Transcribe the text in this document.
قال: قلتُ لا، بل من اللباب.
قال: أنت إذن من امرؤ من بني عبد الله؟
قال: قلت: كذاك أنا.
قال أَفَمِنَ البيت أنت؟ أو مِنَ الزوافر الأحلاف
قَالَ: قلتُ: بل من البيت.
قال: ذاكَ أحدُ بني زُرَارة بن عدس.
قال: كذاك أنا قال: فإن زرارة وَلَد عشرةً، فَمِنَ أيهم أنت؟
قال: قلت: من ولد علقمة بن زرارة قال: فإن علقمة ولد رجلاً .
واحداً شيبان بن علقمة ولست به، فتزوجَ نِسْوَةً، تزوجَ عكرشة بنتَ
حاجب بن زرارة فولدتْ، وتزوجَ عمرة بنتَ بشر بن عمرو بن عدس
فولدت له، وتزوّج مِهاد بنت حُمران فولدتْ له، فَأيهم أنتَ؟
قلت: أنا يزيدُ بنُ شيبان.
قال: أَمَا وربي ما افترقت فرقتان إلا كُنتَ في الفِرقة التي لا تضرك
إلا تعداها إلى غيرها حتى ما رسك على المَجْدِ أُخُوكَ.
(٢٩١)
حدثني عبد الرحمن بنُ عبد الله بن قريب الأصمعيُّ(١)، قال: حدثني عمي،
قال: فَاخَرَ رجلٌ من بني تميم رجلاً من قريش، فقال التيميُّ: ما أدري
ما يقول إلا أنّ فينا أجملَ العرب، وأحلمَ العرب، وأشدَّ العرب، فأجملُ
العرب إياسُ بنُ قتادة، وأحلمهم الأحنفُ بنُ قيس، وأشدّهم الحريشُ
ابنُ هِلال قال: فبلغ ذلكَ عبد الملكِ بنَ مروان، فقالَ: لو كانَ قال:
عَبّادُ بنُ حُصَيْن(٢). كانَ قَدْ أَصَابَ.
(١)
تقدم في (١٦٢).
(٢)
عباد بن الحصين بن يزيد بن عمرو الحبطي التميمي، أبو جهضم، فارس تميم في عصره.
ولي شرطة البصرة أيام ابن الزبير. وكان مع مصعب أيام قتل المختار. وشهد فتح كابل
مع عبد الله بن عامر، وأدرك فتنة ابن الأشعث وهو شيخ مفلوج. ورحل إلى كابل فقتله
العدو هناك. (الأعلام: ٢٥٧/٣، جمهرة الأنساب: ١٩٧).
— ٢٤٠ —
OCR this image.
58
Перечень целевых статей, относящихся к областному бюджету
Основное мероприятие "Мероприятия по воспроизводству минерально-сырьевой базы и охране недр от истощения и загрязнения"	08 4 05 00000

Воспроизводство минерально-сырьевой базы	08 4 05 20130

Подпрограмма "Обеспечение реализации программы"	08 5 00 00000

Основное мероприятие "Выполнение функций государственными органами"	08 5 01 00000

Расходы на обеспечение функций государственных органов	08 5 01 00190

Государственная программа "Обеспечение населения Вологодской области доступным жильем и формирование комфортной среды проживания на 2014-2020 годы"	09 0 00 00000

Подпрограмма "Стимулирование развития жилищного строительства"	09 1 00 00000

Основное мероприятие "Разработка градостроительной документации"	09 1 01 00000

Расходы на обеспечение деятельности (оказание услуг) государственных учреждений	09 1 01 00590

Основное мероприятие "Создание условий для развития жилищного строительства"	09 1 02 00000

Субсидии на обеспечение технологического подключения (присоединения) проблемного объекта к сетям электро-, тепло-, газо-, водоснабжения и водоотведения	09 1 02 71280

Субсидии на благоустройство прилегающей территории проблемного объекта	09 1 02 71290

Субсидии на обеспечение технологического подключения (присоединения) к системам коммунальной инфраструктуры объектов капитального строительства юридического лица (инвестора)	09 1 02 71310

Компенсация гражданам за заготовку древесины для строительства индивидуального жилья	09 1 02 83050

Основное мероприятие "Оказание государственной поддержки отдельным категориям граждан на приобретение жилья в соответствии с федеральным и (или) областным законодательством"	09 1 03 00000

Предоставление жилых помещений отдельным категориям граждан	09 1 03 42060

**Written request**
List all lines above in which the string "العرب" appears.

**Full answer**
ما يقول إلا أنّ فينا أجملَ العرب، وأحلمَ العرب، وأشدَّ العرب، فأجملُ
العرب إياسُ بنُ قتادة، وأحلمهم الأحنفُ بنُ قيس، وأشدّهم الحريشُ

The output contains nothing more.